= Tiger poaching in India =

Tiger poaching in India is a serious threat to tigers in India. From 100,000 tigers at the turn of the 20th century, only 3,000 wild tigers survive today. This decline was largely due to the slaughter of tigers by colonials and Indian elites during the British Raj, which continued following India's independence. Most of the 1,700 remaining specimens are India's Bengal tigers.

== Causes ==
In India, poachers hunt tigers due to their high demand in the illegal wildlife market. The tiger's body parts remain significantly valuable as their skin, bones, claws, teeth, and organs are all used for several purposes. In the black market, tigers are in high demand, with the prices increasing exponentially. The bones are smuggled almost exclusively to China, where they are used in tiger bone wine—a pricey traditional Chinese medicine (TCM) tonic thought to impart the tiger’s great strength and vigor. Almost every part of the tiger is valued in TCM. Most of the skins end up in China, used for high-end luxury décor. A single skin can sell for 6.5 million INR. Tiger bones are used for traditional medicine purposes, teeth and claws for jewellery, and whiskers are used in ritual and religious practices. Poachers move to India due to its widespread population of different types of tigers, especially the Bengal tiger.

== Trends ==
In recent years, the trend of tiger poaching in India has been on the rise. India is home to the majority of the world's wild tiger population—around 65% of all tigers in the world. With accelerating tiger poaching in India, we see a significant decline in the population of the native tiger species. The conviction rate for poachers is approximately four per cent. In the last two decades, the global wild tiger population has been halved (Morgan et al., 2021). They are highly vulnerable to poaching because of the increased demand for their body parts. (Nowell, 2010; Stoner et al., 2016). Various enforcement agencies seized 2,359 tiger parts globally between 2000 and 2018 (Morgan et al., 2021; Wong & Krishnaswamy, 2019). A global wildlife trade monitoring network's report has voiced concern over India's tiger poaching data management mechanism and said there was 'disparity' between occurrences of 'seizure of tigers and tiger parts' in the country and the recording of such incidents on official records. However, recently, there has been an effort to contain this trend, noting that India is the only tiger range country to have prioritized the management of data on tiger poaching and seizure. the report titled "Reduced To Skin And Bones Re-Examined: Full Analysis" has lamented that there has been a significant decline in the number of seizures of tigers and tiger parts being reported in India. However, we can see a rise in tiger deaths in many Indian states, such as Madhya Pradesh's tiger stronghold, which is under siege. Poachers now exploit farm edges, corridors, and live wires. With 36 tiger deaths in 2025 and evidence of organized networks, experts warn the state must act fast to secure its buffers, or risk losing its crown.

▶ **LIST OF TASKS**:
1. List every source cited in parentheses in the article on tiger poaching in India.
2. Copy the passage from the article on tiger poaching in India, starting with "Tiger poaching in India is" and going on through "India's Bengal tigers.".
3. According to the article on tiger poaching in India, what is the approximate conviction rate for poachers?
You will not need the entries that follow this article.

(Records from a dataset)
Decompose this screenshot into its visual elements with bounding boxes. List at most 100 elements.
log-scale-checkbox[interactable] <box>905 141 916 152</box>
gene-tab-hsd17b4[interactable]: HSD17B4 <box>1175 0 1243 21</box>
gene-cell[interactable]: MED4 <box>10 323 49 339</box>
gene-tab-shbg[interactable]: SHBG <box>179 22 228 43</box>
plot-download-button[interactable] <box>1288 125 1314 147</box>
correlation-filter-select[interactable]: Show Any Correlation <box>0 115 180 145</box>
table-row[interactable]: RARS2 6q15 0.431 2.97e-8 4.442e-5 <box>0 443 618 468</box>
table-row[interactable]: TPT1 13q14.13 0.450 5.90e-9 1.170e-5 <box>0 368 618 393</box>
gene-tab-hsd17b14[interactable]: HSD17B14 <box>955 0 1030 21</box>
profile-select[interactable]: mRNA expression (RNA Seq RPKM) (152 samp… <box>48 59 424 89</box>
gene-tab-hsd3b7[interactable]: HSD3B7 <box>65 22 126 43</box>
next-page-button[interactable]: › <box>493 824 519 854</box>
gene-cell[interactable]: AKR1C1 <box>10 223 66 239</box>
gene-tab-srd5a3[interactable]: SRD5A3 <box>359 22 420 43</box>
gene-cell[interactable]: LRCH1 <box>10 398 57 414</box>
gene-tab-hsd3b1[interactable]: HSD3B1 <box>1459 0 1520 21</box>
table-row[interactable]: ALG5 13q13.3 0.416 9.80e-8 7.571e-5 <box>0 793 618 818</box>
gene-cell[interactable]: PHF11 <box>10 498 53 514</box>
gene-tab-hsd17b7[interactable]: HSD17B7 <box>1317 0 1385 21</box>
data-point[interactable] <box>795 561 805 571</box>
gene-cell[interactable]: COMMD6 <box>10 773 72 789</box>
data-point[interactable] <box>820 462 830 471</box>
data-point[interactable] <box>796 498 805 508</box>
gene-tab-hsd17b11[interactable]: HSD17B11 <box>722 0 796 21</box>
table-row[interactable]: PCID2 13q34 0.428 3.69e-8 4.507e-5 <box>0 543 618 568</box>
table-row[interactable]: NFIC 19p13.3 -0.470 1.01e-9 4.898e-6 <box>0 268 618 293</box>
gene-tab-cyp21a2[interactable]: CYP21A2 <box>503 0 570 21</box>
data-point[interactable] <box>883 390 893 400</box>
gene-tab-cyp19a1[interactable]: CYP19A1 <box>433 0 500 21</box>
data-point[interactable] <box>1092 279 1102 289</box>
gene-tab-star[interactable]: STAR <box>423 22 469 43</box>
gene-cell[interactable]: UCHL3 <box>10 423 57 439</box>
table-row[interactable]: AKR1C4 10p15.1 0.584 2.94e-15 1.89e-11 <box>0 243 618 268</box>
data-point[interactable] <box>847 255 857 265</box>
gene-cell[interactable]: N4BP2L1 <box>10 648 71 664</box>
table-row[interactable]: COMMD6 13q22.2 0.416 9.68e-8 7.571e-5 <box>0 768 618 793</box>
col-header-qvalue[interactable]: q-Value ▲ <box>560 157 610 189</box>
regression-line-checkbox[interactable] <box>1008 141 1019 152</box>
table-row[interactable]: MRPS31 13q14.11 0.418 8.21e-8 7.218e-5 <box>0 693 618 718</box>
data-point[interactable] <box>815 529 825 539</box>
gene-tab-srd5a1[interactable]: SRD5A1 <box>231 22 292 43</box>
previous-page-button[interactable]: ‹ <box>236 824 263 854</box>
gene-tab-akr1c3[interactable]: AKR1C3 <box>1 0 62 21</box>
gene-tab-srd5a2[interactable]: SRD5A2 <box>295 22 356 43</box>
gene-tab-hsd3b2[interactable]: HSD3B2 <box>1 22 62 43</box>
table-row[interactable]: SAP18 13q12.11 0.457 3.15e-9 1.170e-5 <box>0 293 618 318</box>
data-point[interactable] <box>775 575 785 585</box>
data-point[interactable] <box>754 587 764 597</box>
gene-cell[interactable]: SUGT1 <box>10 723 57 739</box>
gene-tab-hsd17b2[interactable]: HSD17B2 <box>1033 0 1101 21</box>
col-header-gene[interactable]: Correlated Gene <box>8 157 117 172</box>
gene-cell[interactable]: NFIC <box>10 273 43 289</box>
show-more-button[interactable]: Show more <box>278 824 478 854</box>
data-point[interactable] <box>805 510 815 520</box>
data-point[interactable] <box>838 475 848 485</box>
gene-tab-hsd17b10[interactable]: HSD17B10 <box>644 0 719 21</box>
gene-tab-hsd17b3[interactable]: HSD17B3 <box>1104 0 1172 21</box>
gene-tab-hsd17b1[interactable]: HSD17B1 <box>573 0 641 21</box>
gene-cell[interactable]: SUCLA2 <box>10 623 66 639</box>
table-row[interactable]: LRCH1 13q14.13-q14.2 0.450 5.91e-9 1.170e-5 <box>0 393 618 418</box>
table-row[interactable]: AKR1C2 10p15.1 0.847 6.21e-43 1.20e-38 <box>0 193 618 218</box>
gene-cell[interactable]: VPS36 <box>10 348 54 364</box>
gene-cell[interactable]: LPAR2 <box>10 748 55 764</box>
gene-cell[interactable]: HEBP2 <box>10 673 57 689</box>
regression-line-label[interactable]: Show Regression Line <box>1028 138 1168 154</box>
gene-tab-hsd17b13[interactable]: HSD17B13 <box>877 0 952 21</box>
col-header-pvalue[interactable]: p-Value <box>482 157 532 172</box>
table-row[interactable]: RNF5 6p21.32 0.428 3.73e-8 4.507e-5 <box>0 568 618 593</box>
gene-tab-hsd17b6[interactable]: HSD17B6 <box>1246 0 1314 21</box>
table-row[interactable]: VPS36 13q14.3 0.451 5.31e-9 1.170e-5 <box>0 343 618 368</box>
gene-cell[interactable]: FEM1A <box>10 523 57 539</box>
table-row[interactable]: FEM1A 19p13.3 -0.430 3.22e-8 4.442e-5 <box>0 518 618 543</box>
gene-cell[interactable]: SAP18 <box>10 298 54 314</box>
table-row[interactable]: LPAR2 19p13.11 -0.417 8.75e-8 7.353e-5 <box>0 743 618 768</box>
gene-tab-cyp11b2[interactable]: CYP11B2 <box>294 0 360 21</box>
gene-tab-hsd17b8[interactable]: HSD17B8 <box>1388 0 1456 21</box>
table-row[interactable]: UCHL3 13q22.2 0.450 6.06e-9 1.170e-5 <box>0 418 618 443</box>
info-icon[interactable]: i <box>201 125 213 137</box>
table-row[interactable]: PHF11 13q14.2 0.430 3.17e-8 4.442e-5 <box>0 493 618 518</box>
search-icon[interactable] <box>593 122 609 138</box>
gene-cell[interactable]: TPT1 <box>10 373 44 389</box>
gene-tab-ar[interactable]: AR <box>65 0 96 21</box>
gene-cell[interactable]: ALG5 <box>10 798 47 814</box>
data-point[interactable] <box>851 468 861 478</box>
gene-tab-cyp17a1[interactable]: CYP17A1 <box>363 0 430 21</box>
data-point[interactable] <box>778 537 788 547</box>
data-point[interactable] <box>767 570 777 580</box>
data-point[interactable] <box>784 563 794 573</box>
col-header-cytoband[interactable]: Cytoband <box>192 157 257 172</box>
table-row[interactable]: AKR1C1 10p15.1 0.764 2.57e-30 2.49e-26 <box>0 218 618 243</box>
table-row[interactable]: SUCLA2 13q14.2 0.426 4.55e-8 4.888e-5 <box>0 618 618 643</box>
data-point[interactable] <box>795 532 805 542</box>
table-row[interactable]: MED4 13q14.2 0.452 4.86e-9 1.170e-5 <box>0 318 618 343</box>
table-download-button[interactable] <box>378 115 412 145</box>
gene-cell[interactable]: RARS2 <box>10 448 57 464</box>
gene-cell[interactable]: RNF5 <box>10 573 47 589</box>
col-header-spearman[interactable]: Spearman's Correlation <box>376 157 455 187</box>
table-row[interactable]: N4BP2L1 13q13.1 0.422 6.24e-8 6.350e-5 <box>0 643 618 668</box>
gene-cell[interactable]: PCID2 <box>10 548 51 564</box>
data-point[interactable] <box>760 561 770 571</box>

▶ **RESPONSES BY ITEM NUMBER**:
1. Morgan et al., 2021; Nowell, 2010; Stoner et al., 2016; Wong & Krishnaswamy, 2019

2.
Tiger poaching in India is a serious threat to tigers in India. From 100,000 tigers at the turn of the 20th century, only 3,000 wild tigers survive today. This decline was largely due to the slaughter of tigers by colonials and Indian elites during the British Raj, which continued following India's independence. Most of the 1,700 remaining specimens are India's Bengal tigers.

3. Approximately four per cent.